BEGIN Data extract

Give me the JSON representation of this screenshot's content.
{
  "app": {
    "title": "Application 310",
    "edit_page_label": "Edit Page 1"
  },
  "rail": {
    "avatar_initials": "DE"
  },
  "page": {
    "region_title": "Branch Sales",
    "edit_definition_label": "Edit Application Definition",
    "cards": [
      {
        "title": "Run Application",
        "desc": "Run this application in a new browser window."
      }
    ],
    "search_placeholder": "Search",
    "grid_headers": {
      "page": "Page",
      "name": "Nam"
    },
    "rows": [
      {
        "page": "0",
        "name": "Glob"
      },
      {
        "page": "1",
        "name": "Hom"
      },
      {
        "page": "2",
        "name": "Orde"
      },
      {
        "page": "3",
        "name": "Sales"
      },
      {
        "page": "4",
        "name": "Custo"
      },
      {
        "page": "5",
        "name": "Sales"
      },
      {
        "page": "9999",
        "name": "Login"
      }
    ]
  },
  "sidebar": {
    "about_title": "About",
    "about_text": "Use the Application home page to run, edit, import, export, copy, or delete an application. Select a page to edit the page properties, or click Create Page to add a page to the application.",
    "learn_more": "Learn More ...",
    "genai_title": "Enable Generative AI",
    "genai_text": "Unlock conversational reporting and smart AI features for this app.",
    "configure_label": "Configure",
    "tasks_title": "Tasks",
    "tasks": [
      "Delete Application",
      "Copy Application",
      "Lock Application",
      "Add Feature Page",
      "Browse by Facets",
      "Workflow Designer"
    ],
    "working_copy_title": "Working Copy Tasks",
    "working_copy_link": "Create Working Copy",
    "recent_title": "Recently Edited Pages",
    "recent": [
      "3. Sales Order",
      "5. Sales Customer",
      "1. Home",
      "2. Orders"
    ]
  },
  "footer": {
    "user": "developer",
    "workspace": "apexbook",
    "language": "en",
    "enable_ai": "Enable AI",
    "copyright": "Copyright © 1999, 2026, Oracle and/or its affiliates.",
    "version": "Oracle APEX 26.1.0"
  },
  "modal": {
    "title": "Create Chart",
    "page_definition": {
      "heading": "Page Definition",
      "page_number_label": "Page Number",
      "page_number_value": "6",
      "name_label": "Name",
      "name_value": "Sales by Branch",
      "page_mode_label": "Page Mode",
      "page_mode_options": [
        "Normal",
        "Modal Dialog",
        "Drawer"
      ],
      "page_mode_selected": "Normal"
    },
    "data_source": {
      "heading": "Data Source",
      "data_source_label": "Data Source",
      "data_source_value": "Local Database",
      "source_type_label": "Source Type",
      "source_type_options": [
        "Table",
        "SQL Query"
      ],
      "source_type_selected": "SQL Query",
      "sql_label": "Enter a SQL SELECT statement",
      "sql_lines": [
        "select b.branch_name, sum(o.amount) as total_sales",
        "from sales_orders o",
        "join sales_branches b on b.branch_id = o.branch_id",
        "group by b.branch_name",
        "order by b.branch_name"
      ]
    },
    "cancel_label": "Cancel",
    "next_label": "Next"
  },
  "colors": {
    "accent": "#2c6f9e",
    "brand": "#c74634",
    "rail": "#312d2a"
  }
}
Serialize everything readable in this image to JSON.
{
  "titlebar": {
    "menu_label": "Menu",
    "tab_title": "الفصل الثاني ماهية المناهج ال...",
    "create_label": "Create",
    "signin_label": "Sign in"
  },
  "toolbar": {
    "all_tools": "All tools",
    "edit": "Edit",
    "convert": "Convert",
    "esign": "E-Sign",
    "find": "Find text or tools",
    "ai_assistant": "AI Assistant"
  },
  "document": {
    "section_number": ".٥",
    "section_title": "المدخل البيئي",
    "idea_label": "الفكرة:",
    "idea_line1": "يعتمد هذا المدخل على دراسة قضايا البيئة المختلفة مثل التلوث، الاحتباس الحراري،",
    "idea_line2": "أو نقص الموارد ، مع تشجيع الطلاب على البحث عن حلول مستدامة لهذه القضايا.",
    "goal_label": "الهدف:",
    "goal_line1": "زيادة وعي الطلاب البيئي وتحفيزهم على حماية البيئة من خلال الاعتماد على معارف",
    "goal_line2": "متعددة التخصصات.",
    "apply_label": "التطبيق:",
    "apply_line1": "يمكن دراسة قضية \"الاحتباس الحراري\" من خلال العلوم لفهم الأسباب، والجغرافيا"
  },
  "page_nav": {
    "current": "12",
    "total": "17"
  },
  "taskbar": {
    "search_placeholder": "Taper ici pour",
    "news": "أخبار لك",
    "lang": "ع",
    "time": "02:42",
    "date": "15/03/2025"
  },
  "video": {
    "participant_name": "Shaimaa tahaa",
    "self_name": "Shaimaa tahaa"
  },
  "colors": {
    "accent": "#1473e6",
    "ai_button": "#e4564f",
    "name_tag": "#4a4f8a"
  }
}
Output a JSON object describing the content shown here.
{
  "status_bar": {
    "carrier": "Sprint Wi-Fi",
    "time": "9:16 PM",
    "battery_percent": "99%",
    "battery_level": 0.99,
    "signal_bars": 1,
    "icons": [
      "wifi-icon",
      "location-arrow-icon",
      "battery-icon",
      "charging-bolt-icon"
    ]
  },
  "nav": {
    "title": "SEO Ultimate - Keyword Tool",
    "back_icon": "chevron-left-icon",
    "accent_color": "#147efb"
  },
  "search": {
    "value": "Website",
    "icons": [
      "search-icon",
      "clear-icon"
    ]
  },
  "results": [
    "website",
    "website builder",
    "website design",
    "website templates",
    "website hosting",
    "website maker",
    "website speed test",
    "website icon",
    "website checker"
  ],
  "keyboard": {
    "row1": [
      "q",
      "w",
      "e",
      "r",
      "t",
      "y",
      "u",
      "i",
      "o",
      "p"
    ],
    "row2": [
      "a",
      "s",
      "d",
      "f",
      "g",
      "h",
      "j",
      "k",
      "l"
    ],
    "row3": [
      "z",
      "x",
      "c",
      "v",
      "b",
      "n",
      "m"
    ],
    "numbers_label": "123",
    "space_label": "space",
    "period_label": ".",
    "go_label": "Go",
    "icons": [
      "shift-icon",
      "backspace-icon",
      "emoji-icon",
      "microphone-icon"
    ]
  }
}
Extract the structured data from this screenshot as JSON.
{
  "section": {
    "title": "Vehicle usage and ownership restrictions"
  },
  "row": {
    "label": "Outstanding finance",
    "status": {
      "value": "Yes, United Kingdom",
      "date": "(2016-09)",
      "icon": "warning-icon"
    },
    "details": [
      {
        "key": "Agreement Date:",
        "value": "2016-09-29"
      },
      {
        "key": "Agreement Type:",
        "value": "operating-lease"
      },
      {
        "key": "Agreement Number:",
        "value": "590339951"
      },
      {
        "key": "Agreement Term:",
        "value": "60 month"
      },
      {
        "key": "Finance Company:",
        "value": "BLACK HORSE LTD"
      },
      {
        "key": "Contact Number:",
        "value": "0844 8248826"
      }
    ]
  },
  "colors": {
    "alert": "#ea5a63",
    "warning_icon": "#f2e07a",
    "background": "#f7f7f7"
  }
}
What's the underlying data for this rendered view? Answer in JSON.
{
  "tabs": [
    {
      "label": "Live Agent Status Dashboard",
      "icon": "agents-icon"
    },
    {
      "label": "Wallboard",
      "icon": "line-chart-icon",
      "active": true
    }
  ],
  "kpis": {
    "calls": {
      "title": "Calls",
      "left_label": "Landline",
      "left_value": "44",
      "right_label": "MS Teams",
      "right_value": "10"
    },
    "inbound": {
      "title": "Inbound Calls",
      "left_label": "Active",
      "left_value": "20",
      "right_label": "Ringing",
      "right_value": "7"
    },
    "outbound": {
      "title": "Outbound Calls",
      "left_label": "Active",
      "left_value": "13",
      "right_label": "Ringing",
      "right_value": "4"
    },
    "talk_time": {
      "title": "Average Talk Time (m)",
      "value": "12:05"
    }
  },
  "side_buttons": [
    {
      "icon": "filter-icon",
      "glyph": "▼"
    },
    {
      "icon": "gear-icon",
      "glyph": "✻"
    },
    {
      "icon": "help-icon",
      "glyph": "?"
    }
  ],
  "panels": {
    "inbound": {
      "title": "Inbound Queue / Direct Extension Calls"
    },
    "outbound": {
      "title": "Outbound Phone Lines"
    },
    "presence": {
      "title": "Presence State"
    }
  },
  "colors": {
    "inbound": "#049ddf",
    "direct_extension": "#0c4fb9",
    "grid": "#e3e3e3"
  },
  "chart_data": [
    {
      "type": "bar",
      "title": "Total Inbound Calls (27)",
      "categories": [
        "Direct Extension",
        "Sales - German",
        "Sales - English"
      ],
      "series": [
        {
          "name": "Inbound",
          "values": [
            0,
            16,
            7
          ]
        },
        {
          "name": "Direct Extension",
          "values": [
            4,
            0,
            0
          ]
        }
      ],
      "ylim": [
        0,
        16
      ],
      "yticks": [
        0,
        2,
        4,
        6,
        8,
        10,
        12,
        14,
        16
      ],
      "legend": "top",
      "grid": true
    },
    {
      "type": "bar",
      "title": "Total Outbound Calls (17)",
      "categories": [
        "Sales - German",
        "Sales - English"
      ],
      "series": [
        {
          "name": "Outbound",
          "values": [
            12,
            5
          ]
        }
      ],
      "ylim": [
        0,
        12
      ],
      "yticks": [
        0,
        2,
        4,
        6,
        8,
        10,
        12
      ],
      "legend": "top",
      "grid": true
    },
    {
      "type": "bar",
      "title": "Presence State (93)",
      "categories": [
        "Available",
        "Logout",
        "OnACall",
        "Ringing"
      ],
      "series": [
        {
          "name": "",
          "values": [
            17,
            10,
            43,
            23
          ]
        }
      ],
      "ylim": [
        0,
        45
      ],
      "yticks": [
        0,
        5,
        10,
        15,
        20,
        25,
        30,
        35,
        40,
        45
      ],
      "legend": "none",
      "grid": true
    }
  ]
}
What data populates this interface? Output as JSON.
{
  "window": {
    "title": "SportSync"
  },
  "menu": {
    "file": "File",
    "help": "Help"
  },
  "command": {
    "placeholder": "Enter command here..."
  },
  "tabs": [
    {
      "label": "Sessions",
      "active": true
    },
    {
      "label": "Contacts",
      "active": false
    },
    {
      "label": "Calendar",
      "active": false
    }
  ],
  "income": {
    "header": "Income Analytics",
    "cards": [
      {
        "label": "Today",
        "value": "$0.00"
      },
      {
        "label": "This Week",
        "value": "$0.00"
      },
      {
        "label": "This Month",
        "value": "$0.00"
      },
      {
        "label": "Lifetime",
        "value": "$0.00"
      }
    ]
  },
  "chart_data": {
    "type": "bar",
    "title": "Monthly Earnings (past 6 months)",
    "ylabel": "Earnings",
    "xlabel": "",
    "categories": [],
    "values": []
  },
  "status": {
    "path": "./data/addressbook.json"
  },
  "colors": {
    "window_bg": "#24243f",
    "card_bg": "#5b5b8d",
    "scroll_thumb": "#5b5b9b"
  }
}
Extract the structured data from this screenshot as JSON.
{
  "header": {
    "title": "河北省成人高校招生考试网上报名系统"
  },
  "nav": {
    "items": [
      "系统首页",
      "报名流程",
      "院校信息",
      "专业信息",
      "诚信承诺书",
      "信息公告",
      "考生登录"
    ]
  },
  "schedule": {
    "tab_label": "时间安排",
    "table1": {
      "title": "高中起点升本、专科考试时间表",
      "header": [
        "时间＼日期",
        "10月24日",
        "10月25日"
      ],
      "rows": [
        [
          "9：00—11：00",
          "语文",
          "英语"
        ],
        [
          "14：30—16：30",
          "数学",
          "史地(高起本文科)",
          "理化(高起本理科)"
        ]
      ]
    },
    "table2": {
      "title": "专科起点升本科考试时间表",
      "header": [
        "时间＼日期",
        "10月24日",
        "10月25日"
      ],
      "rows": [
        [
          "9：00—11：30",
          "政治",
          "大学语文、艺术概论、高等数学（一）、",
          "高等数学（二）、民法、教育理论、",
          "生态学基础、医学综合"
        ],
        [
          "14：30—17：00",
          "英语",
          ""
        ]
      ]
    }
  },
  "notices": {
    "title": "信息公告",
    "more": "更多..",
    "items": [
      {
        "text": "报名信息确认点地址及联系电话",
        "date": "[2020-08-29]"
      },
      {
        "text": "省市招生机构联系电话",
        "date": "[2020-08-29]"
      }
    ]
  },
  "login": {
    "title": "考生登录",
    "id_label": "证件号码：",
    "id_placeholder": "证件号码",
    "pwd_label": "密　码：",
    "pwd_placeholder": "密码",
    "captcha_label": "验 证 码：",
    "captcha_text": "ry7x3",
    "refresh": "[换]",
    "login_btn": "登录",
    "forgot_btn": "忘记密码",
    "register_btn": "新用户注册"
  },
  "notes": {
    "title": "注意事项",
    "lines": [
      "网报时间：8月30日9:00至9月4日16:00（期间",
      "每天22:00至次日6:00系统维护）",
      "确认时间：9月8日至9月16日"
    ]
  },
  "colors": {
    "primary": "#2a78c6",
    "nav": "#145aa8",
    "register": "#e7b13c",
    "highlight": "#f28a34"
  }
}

END Data extract

Return every line in the listing that contains the word "here".

Output a JSON object describing the content shown here.
    "placeholder": "Enter command here..."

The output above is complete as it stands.